>>>>>
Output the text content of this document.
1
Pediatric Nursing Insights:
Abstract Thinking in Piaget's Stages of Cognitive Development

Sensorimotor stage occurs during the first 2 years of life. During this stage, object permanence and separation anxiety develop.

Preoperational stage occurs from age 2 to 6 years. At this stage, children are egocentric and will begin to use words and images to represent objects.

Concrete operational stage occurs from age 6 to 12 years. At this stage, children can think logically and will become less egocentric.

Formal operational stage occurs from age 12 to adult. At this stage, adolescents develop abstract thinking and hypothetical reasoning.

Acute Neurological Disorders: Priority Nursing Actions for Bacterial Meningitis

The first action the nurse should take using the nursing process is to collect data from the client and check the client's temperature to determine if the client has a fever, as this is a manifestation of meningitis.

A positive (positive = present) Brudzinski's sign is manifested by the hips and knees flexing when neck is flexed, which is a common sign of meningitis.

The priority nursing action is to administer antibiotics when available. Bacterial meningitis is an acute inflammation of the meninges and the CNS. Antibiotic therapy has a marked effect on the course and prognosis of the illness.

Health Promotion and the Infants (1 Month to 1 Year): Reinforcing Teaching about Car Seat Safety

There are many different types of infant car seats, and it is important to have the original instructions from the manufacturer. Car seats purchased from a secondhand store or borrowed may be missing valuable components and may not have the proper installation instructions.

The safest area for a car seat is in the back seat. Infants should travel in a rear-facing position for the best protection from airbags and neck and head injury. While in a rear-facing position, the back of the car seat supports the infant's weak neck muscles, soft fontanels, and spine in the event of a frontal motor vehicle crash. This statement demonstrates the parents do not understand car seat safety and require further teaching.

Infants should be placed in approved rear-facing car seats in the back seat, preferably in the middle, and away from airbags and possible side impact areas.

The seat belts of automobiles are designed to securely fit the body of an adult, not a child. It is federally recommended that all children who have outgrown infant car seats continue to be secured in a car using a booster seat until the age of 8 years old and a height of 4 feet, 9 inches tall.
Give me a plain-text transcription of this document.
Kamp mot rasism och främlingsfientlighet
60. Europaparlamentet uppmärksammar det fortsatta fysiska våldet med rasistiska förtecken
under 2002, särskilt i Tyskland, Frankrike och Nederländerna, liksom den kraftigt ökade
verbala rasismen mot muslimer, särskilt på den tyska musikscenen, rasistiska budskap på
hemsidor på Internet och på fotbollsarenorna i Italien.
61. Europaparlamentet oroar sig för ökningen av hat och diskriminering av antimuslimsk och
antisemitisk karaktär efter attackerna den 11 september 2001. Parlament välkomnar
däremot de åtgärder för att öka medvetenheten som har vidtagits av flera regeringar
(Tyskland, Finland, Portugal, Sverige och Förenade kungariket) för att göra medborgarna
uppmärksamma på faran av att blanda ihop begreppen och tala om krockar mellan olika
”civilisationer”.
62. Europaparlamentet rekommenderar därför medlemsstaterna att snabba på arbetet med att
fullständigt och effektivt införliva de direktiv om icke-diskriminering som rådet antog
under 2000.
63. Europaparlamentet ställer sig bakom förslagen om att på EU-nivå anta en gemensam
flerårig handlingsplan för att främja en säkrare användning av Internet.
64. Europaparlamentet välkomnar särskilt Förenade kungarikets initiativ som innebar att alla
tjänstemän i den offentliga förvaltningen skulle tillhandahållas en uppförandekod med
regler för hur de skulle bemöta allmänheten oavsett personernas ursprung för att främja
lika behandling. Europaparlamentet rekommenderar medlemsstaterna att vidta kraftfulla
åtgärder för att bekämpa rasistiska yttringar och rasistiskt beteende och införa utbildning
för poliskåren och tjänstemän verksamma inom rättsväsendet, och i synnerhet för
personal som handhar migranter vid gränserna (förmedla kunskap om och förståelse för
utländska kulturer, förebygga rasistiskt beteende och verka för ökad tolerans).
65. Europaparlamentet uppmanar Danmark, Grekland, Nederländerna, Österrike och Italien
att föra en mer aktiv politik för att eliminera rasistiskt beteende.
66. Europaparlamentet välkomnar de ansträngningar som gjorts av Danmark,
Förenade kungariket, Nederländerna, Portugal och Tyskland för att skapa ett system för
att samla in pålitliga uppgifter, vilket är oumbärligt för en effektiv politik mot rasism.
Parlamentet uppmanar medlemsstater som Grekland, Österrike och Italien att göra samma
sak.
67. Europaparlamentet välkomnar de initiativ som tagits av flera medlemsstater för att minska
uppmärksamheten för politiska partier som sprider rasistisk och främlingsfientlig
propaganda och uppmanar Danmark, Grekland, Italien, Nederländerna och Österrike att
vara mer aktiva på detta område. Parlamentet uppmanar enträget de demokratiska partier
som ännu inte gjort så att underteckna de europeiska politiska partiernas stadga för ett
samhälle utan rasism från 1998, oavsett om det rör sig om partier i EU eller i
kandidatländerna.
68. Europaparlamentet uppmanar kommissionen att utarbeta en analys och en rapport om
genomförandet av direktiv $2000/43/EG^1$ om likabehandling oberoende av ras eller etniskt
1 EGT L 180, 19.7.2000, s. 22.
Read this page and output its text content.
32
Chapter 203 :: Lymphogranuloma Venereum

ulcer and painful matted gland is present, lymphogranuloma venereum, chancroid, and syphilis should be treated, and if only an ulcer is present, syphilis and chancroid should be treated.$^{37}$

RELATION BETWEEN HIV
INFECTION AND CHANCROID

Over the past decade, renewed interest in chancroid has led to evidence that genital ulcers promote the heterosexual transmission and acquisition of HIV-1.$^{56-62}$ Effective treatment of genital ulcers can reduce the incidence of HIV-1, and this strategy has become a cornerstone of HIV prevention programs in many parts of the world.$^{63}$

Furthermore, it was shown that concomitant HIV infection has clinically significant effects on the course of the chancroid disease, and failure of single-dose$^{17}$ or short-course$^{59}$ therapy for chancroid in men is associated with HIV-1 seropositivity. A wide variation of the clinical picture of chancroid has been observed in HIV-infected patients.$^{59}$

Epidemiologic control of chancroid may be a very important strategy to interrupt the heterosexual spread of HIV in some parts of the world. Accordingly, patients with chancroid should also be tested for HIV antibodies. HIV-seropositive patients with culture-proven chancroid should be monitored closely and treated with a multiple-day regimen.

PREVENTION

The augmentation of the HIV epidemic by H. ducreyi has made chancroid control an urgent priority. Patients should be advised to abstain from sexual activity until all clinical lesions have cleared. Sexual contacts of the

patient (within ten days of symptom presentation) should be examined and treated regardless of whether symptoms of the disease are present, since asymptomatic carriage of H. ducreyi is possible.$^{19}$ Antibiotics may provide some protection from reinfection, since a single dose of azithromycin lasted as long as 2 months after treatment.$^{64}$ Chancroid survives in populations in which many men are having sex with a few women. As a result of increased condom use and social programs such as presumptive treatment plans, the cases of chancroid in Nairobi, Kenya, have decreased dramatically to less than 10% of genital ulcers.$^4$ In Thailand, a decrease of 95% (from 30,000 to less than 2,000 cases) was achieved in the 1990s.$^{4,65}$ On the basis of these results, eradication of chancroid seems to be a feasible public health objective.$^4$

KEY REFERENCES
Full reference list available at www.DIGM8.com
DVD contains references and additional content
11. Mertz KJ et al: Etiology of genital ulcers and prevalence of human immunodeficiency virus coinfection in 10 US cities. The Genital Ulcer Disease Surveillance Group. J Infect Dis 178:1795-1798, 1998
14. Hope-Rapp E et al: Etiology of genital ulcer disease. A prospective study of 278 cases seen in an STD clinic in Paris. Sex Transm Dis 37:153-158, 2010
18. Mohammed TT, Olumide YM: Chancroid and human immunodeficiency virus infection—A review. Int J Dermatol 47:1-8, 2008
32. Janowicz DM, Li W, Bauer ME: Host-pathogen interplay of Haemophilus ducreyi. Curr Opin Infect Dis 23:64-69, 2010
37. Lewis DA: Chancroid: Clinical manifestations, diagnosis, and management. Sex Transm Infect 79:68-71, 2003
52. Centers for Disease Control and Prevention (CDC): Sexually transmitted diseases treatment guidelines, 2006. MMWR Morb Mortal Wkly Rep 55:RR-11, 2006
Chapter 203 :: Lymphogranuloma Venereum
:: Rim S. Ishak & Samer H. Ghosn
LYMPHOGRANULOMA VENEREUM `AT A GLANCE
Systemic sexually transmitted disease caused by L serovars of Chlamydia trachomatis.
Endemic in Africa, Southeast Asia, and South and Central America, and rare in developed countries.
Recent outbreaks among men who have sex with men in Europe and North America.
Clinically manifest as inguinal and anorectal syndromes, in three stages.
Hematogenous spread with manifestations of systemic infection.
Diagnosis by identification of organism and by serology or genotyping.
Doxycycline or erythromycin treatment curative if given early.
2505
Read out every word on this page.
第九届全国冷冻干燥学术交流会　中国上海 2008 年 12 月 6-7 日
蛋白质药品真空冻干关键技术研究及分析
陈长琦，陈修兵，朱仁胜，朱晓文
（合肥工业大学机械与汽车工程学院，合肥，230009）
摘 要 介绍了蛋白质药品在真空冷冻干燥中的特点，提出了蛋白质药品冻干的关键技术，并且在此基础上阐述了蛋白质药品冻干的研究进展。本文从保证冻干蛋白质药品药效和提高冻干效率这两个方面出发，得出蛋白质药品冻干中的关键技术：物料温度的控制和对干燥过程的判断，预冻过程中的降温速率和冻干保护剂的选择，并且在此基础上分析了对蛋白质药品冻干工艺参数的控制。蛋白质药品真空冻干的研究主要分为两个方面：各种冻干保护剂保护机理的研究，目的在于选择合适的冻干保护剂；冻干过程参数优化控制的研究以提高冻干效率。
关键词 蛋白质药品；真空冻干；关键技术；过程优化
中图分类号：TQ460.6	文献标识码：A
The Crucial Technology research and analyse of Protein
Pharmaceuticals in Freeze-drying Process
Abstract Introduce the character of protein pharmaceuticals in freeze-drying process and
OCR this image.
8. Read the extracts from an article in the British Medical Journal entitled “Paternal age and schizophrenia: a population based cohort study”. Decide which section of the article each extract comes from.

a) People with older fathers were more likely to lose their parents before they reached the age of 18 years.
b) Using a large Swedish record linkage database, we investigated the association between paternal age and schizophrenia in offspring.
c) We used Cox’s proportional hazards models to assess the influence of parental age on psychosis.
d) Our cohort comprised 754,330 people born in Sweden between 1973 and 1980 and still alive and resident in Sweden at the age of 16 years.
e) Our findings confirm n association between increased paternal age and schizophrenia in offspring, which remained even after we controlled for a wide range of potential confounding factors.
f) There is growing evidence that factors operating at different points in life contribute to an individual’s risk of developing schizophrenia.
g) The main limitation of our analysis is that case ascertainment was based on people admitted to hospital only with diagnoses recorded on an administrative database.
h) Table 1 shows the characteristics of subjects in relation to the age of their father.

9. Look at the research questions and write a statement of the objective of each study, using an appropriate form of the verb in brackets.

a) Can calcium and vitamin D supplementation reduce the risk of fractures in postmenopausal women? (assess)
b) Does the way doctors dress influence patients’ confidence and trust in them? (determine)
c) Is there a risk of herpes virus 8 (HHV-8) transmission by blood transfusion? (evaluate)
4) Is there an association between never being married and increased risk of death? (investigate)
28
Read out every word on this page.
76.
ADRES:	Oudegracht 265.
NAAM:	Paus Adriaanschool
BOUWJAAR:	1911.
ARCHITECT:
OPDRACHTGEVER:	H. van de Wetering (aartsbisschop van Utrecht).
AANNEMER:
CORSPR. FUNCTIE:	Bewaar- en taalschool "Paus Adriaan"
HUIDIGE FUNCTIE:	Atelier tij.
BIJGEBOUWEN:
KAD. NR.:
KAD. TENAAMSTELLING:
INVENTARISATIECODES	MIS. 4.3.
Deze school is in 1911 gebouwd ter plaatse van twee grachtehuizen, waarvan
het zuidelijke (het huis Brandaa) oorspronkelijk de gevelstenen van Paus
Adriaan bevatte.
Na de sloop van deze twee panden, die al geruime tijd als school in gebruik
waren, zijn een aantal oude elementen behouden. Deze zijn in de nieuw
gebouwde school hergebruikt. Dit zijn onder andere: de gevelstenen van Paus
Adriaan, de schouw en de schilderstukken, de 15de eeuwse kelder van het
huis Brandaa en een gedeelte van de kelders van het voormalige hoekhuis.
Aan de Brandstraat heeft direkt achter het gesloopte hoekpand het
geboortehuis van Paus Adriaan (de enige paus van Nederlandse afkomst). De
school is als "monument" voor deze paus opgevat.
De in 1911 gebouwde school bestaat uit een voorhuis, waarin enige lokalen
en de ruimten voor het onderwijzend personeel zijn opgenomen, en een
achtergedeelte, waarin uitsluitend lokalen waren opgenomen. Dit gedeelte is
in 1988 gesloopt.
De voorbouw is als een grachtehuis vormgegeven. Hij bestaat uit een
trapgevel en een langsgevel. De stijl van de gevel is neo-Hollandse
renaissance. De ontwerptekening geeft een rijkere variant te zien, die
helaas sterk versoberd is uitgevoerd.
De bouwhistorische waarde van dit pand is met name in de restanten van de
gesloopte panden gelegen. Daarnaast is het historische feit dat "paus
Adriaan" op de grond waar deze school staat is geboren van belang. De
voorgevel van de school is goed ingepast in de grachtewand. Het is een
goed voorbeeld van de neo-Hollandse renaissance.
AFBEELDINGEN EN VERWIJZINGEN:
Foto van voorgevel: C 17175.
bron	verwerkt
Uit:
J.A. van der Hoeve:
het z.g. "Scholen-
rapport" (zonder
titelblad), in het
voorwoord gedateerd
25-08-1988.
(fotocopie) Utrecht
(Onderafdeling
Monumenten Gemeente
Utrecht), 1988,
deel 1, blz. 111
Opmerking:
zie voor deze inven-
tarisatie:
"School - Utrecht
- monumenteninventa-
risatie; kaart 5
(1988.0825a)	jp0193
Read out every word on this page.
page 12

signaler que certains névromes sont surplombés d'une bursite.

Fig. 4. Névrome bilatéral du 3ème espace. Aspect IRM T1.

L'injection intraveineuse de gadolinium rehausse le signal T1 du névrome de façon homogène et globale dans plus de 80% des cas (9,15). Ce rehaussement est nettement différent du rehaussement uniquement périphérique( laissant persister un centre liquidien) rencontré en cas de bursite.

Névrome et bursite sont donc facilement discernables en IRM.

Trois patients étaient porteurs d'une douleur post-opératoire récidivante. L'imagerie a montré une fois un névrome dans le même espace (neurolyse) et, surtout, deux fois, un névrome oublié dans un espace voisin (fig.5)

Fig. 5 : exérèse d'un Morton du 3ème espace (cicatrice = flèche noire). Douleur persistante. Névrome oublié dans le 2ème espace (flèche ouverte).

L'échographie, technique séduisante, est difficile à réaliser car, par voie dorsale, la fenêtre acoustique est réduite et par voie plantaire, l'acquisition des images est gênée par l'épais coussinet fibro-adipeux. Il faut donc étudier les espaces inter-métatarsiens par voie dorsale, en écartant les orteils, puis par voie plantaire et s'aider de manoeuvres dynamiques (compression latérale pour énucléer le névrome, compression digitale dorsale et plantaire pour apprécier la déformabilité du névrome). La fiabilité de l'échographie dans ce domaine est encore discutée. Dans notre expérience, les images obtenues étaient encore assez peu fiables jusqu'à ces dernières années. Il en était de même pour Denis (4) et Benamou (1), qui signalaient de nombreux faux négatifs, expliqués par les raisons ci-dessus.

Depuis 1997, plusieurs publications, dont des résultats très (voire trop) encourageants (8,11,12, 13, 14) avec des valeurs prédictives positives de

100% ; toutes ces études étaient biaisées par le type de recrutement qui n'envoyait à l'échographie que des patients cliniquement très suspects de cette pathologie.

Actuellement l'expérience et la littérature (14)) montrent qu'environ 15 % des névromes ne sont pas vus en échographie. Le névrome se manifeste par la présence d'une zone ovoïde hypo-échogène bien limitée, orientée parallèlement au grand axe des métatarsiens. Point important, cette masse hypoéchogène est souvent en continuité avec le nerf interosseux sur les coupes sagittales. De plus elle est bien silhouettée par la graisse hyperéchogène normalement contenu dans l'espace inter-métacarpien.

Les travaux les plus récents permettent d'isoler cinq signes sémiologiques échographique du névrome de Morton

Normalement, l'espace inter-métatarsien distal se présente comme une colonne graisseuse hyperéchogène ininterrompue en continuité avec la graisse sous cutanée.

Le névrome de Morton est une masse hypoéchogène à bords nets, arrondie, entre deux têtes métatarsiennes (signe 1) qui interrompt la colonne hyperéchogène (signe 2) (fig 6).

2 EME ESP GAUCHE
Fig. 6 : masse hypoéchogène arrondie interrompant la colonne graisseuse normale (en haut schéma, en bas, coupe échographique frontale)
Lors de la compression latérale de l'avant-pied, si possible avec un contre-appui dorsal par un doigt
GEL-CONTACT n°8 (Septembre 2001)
<<<<<
Problem to solve
Check every line above for the word "statement" and copy those that have it.

Output below
The safest area for a car seat is in the back seat. Infants should travel in a rear-facing position for the best protection from airbags and neck and head injury. While in a rear-facing position, the back of the car seat supports the infant's weak neck muscles, soft fontanels, and spine in the event of a frontal motor vehicle crash. This statement demonstrates the parents do not understand car seat safety and require further teaching.
9. Look at the research questions and write a statement of the objective of each study, using an appropriate form of the verb in brackets.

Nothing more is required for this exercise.